(Problem to solve): Pick out every line in the records below that contains the word "orange", and copy each one in full.

#### Items

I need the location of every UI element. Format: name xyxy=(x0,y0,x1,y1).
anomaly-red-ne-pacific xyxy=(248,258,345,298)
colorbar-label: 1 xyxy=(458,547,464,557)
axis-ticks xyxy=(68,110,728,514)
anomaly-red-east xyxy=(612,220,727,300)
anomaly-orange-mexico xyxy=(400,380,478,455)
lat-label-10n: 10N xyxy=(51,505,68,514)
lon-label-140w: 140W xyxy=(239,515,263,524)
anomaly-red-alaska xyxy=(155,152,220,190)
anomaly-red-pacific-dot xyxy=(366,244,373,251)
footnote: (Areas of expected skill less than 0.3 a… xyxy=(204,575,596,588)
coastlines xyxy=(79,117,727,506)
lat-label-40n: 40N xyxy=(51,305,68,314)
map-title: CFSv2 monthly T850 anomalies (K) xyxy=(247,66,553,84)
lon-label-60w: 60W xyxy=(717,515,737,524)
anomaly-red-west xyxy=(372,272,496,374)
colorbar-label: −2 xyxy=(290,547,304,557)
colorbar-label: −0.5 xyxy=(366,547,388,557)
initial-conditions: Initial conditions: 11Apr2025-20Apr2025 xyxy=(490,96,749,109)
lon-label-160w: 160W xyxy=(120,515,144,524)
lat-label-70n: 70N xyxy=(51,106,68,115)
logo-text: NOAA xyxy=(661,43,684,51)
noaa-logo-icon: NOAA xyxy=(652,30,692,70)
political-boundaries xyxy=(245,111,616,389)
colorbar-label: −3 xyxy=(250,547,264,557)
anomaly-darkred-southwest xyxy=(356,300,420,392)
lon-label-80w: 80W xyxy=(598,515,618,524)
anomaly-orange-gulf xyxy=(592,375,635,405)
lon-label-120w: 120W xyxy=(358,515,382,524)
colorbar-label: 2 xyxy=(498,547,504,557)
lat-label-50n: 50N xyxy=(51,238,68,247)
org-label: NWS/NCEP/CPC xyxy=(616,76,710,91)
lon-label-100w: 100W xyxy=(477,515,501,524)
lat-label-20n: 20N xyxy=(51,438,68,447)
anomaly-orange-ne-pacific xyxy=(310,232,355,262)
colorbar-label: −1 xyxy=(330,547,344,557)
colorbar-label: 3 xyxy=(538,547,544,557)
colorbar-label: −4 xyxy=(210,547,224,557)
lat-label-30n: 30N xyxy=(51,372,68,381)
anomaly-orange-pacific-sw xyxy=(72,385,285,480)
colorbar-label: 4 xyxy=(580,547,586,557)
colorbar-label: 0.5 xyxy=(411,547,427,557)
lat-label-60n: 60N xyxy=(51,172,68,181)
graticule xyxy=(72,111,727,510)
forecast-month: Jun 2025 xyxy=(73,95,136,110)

########

(Answer to the exercise):
anomaly-orange-mexico xyxy=(400,380,478,455)
anomaly-orange-gulf xyxy=(592,375,635,405)
anomaly-orange-ne-pacific xyxy=(310,232,355,262)
anomaly-orange-pacific-sw xyxy=(72,385,285,480)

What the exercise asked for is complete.